- Instruction
Using the listing below, please gather every line containing the word "variable".

- Task data
....................

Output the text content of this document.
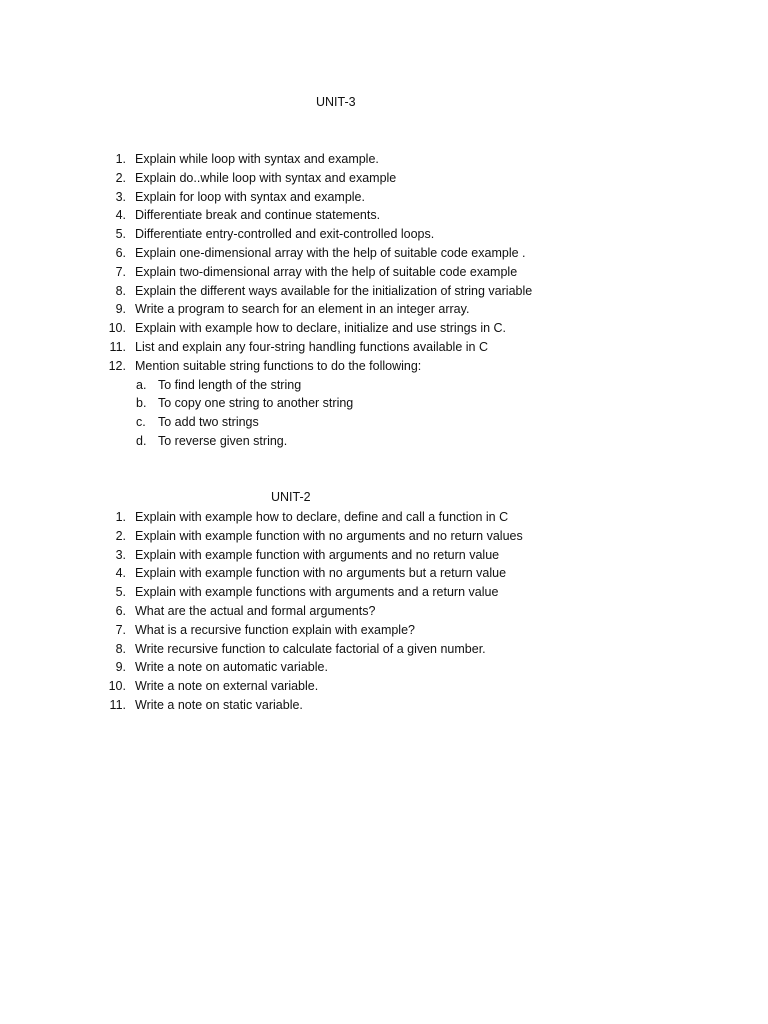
UNIT-3
1. Explain while loop with syntax and example.
2. Explain do..while loop with syntax and example
3. Explain for loop with syntax and example.
4. Differentiate break and continue statements.
5. Differentiate entry-controlled and exit-controlled loops.
6. Explain one-dimensional array with the help of suitable code example .
7. Explain two-dimensional array with the help of suitable code example
8. Explain the different ways available for the initialization of string variable
9. Write a program to search for an element in an integer array.
10. Explain with example how to declare, initialize and use strings in C.
11. List and explain any four-string handling functions available in C
12. Mention suitable string functions to do the following:
a. To find length of the string
b. To copy one string to another string
c. To add two strings
d. To reverse given string.
UNIT-2
1. Explain with example how to declare, define and call a function in C
2. Explain with example function with no arguments and no return values
3. Explain with example function with arguments and no return value
4. Explain with example function with no arguments but a return value
5. Explain with example functions with arguments and a return value
6. What are the actual and formal arguments?
7. What is a recursive function explain with example?
8. Write recursive function to calculate factorial of a given number.
9. Write a note on automatic variable.
10. Write a note on external variable.
11. Write a note on static variable.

....................

- Task output
8. Explain the different ways available for the initialization of string variable
9. Write a note on automatic variable.
10. Write a note on external variable.
11. Write a note on static variable.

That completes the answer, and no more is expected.